§ **Short task**
Copy everything in the material from the line containing "ptz-title: PTZ Control [1194,330,1281,347]" down to the line containing "microphone-icon[interactable]: 🎙 [551,763,566,777]", including both of those lines, without any change.

§ **A block of data**
-------------------------

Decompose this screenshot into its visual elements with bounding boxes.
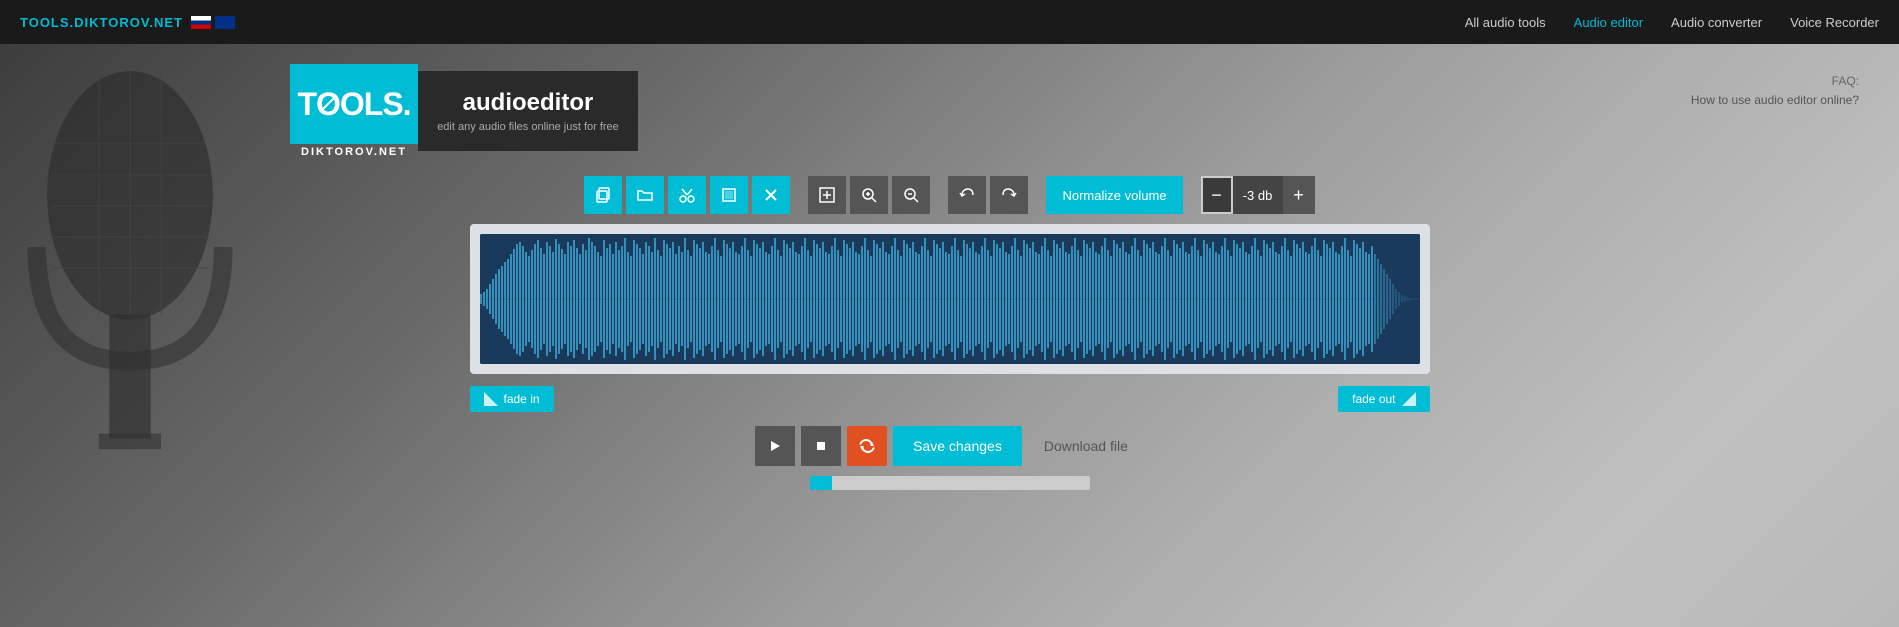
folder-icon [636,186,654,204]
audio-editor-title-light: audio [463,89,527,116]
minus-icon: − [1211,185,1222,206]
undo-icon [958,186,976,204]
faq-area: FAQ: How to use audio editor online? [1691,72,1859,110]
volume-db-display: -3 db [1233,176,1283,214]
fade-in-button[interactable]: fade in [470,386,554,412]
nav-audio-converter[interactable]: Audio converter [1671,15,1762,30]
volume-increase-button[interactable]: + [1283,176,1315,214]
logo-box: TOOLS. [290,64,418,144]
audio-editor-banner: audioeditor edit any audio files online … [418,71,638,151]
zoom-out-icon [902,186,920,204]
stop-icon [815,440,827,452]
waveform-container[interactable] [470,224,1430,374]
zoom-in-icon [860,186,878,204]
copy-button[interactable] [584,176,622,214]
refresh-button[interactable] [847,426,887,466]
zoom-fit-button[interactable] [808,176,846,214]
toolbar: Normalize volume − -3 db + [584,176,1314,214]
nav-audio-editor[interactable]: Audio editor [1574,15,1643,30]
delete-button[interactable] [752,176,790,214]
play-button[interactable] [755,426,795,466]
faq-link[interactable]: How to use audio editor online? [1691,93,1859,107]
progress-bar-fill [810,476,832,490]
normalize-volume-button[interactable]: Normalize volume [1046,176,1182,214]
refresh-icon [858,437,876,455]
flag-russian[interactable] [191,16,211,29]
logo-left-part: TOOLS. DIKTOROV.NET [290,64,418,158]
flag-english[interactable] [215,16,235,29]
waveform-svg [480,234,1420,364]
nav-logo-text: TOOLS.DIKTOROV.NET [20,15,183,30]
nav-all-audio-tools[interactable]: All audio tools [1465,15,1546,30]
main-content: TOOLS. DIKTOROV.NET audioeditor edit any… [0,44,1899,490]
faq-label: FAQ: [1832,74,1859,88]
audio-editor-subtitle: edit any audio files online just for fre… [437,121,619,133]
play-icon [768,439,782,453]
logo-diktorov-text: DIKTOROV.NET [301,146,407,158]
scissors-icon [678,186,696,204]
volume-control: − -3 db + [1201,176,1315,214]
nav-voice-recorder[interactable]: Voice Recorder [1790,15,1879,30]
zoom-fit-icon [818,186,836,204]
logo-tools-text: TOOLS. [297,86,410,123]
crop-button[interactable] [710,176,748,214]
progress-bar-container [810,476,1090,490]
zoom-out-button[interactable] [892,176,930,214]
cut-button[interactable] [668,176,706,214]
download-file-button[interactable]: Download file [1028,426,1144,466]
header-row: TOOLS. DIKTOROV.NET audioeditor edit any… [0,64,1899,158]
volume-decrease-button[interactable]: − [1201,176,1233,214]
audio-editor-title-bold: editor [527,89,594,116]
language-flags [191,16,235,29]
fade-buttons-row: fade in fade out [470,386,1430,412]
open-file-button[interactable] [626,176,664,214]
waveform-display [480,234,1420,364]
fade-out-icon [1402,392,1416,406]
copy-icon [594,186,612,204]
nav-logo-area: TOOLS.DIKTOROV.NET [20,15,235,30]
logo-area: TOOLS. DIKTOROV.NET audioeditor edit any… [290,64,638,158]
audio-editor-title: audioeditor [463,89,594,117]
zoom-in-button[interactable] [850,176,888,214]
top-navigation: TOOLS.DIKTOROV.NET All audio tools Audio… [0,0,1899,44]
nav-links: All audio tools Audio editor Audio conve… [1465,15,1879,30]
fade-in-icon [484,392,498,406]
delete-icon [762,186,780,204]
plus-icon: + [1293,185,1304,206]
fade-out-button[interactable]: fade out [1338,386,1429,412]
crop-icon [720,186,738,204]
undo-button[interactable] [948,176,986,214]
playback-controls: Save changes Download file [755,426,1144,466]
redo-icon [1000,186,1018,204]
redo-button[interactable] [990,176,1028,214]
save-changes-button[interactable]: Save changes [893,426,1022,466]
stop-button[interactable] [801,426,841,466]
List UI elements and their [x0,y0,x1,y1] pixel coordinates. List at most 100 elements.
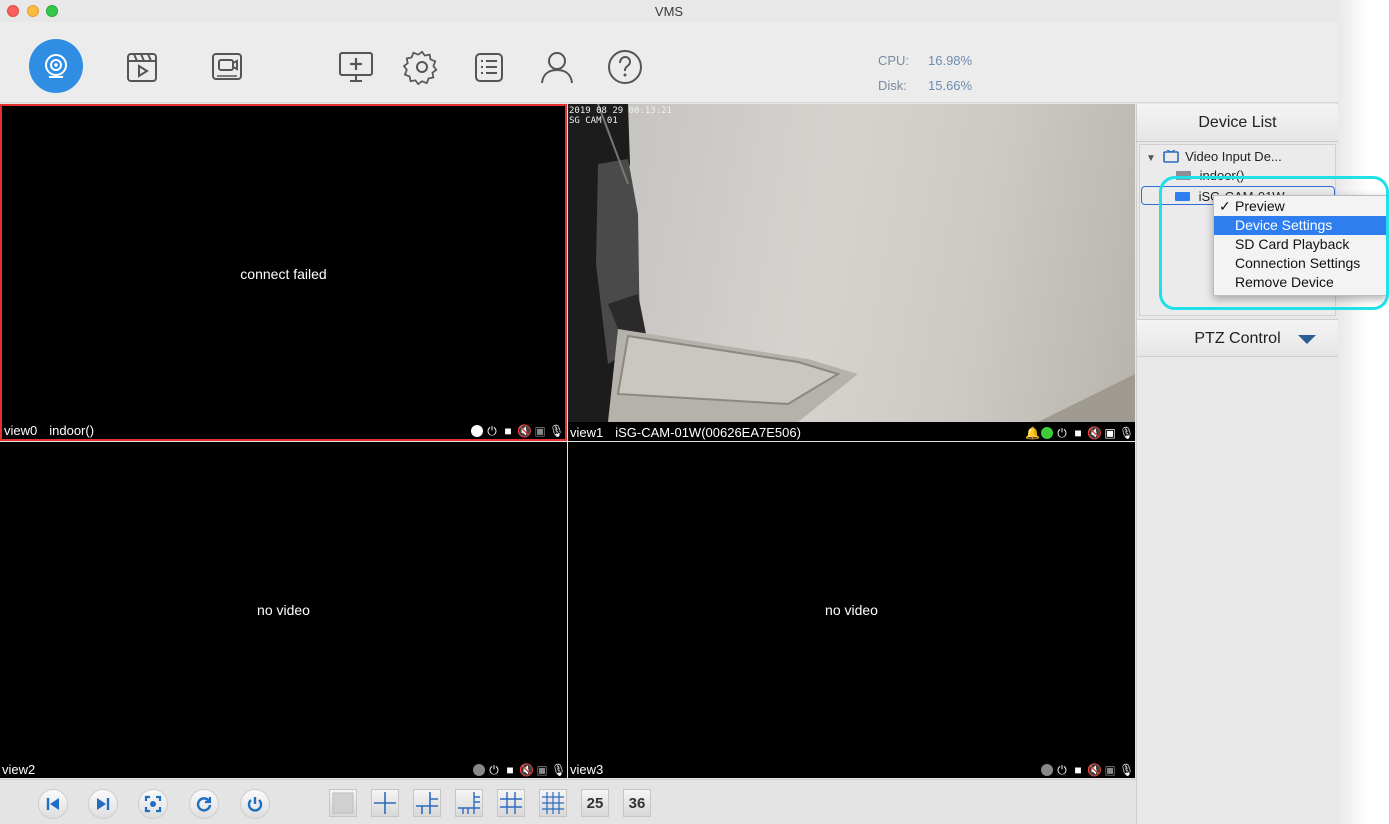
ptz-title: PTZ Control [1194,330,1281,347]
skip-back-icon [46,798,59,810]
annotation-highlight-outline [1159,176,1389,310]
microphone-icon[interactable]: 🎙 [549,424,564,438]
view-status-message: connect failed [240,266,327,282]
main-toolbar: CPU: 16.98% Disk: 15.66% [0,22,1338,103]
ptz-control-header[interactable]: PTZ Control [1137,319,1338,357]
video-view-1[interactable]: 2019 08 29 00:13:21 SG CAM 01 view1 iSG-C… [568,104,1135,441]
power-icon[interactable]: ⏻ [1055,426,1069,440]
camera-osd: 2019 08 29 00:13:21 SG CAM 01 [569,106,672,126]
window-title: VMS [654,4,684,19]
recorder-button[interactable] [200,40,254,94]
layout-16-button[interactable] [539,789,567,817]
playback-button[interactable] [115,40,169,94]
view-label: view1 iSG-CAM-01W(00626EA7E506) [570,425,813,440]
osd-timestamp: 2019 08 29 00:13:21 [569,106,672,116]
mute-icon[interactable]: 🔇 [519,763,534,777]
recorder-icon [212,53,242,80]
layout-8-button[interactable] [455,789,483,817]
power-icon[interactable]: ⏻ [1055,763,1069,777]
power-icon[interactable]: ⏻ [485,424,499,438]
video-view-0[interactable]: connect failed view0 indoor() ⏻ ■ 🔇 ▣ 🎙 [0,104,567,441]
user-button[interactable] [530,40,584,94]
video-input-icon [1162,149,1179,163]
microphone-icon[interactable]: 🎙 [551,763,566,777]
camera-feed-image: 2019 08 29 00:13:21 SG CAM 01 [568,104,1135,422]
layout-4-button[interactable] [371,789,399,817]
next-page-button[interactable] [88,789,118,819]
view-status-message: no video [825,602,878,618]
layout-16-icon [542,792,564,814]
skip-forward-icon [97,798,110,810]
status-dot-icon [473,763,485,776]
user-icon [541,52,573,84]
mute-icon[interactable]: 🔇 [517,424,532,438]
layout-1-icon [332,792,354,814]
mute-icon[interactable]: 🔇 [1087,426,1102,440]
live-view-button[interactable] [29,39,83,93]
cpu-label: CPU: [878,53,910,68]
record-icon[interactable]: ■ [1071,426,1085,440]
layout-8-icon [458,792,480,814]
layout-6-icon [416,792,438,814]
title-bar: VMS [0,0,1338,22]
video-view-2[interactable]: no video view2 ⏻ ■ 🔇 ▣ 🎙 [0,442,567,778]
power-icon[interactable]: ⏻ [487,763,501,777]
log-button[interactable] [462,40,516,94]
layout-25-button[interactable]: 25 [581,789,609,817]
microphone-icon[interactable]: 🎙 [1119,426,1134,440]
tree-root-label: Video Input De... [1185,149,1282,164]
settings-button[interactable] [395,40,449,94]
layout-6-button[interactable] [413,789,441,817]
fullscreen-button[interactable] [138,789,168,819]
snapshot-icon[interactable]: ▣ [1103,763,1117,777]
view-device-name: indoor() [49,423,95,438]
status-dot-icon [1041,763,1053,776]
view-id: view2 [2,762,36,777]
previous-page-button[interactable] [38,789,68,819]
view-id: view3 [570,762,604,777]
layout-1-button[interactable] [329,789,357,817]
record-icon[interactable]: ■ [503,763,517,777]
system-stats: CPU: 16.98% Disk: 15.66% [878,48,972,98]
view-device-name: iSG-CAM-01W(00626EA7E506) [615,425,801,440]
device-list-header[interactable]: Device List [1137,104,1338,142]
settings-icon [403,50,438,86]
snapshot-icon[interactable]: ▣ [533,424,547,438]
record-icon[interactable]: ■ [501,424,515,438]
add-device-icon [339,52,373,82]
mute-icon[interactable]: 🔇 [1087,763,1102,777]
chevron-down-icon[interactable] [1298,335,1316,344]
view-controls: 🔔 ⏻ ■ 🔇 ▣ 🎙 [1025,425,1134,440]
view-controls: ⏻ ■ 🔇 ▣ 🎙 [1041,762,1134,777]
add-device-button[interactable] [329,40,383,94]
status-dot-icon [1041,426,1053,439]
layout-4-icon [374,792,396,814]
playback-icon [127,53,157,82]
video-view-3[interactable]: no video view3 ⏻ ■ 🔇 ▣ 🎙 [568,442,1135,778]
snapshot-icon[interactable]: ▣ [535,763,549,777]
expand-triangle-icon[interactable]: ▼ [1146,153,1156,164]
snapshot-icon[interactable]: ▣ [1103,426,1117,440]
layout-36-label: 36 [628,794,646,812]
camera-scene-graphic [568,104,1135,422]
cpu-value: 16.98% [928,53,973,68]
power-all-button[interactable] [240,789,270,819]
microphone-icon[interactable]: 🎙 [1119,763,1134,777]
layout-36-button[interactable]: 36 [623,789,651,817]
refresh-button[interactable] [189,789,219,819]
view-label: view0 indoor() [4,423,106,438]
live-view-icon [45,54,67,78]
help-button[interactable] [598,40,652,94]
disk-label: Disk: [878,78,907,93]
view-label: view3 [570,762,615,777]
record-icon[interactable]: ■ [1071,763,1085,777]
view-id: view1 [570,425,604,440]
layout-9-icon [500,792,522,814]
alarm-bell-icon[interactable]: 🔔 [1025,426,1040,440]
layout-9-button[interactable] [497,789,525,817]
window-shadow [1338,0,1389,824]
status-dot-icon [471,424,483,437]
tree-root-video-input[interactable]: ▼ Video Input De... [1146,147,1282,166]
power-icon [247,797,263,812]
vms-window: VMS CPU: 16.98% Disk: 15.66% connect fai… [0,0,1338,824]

-------------------------

§ **Finished task**
ptz-title: PTZ Control [1194,330,1281,347]
skip-back-icon [46,798,59,810]
annotation-highlight-outline [1159,176,1389,310]
microphone-icon[interactable]: 🎙 [549,424,564,438]
view-status-message: connect failed [240,266,327,282]
main-toolbar: CPU: 16.98% Disk: 15.66% [0,22,1338,103]
ptz-control-header[interactable]: PTZ Control [1137,319,1338,357]
video-view-1[interactable]: 2019 08 29 00:13:21 SG CAM 01 view1 iSG-C… [568,104,1135,441]
power-icon[interactable]: ⏻ [1055,426,1069,440]
camera-osd: 2019 08 29 00:13:21 SG CAM 01 [569,106,672,126]
window-title: VMS [654,4,684,19]
recorder-button[interactable] [200,40,254,94]
layout-16-button[interactable] [539,789,567,817]
playback-button[interactable] [115,40,169,94]
view-label: view1 iSG-CAM-01W(00626EA7E506) [570,425,813,440]
osd-timestamp: 2019 08 29 00:13:21 [569,106,672,116]
mute-icon[interactable]: 🔇 [519,763,534,777]
recorder-icon [212,53,242,80]
layout-8-button[interactable] [455,789,483,817]
power-icon[interactable]: ⏻ [1055,763,1069,777]
power-icon[interactable]: ⏻ [485,424,499,438]
video-view-0[interactable]: connect failed view0 indoor() ⏻ ■ 🔇 ▣ 🎙 [0,104,567,441]
user-button[interactable] [530,40,584,94]
video-input-icon [1162,149,1179,163]
microphone-icon[interactable]: 🎙 [551,763,566,777]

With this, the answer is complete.